**What to produce:**
In the data below, find every line that has the string "company", and copy it.
___ Data shown ___
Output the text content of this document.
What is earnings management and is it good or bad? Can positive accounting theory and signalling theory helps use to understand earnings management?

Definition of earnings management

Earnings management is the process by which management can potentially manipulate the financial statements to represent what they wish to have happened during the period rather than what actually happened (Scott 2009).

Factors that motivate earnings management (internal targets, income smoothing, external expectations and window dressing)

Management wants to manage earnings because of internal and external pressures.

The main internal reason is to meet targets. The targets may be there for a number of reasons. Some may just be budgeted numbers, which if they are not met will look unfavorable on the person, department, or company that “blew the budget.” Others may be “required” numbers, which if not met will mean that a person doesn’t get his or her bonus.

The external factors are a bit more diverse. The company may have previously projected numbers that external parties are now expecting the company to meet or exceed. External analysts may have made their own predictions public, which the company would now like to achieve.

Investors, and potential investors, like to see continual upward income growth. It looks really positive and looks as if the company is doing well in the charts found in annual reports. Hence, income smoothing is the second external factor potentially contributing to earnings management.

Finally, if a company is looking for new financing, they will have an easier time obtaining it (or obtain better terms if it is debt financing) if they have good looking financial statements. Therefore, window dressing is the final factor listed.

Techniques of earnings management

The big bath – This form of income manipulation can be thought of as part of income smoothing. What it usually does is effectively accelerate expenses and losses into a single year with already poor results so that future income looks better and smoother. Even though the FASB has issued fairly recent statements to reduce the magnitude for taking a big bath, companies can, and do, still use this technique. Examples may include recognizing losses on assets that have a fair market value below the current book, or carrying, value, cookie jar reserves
___
**Solution for this exercise:**
The main internal reason is to meet targets. The targets may be there for a number of reasons. Some may just be budgeted numbers, which if they are not met will look unfavorable on the person, department, or company that “blew the budget.” Others may be “required” numbers, which if not met will mean that a person doesn’t get his or her bonus.
The external factors are a bit more diverse. The company may have previously projected numbers that external parties are now expecting the company to meet or exceed. External analysts may have made their own predictions public, which the company would now like to achieve.
Investors, and potential investors, like to see continual upward income growth. It looks really positive and looks as if the company is doing well in the charts found in annual reports. Hence, income smoothing is the second external factor potentially contributing to earnings management.
Finally, if a company is looking for new financing, they will have an easier time obtaining it (or obtain better terms if it is debt financing) if they have good looking financial statements. Therefore, window dressing is the final factor listed.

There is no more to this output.